(Extracted records)
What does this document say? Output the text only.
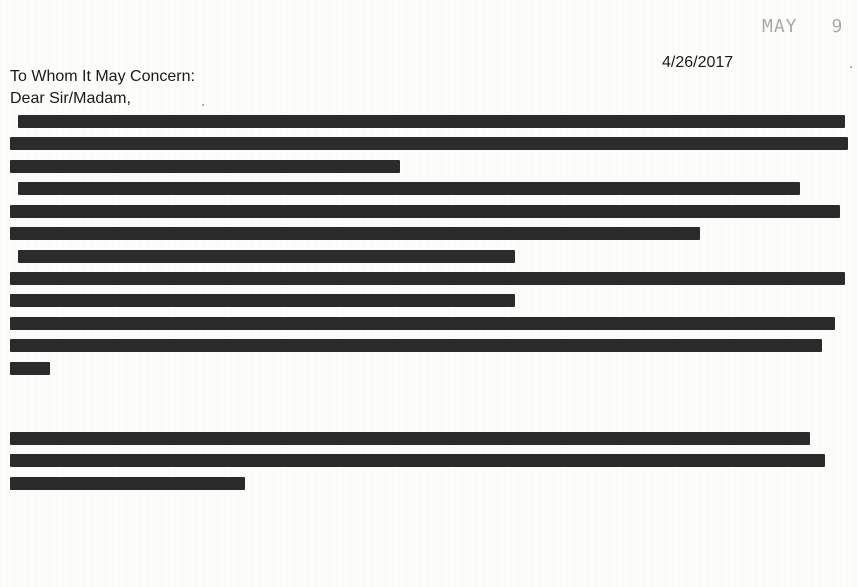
MAY 9
4/26/2017
To Whom It May Concern:
Dear Sir/Madam,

**Task description:**
Quote the data above in full, leaving out the pictures it holds.

**Output for this task:**
What does this document say? Output the text only.
MAY 9
4/26/2017
To Whom It May Concern:
Dear Sir/Madam,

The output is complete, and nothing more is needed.